WHAT IS EXPECTED> Search the entries below for "guidance". Report each line where it occurs.

········

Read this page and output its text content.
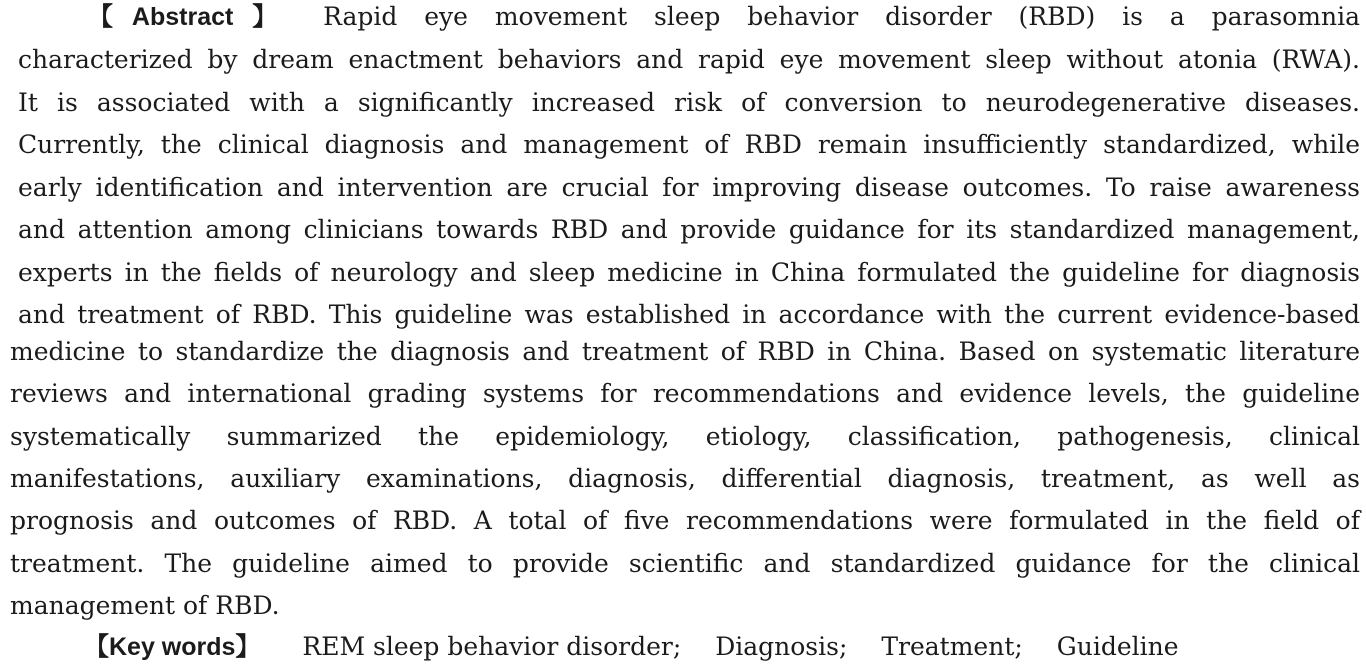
【Abstract】 Rapid eye movement sleep behavior disorder (RBD) is a parasomnia
characterized by dream enactment behaviors and rapid eye movement sleep without atonia (RWA).
It is associated with a significantly increased risk of conversion to neurodegenerative diseases.
Currently, the clinical diagnosis and management of RBD remain insufficiently standardized, while
early identification and intervention are crucial for improving disease outcomes. To raise awareness
and attention among clinicians towards RBD and provide guidance for its standardized management,
experts in the fields of neurology and sleep medicine in China formulated the guideline for diagnosis
and treatment of RBD. This guideline was established in accordance with the current evidence-based
medicine to standardize the diagnosis and treatment of RBD in China. Based on systematic literature
reviews and international grading systems for recommendations and evidence levels, the guideline
systematically summarized the epidemiology, etiology, classification, pathogenesis, clinical
manifestations, auxiliary examinations, diagnosis, differential diagnosis, treatment, as well as
prognosis and outcomes of RBD. A total of five recommendations were formulated in the field of
treatment. The guideline aimed to provide scientific and standardized guidance for the clinical
management of RBD.
【Key words】 REM sleep behavior disorder; Diagnosis; Treatment; Guideline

········

EXERCISE RESPONSE>
and attention among clinicians towards RBD and provide guidance for its standardized management,
treatment. The guideline aimed to provide scientific and standardized guidance for the clinical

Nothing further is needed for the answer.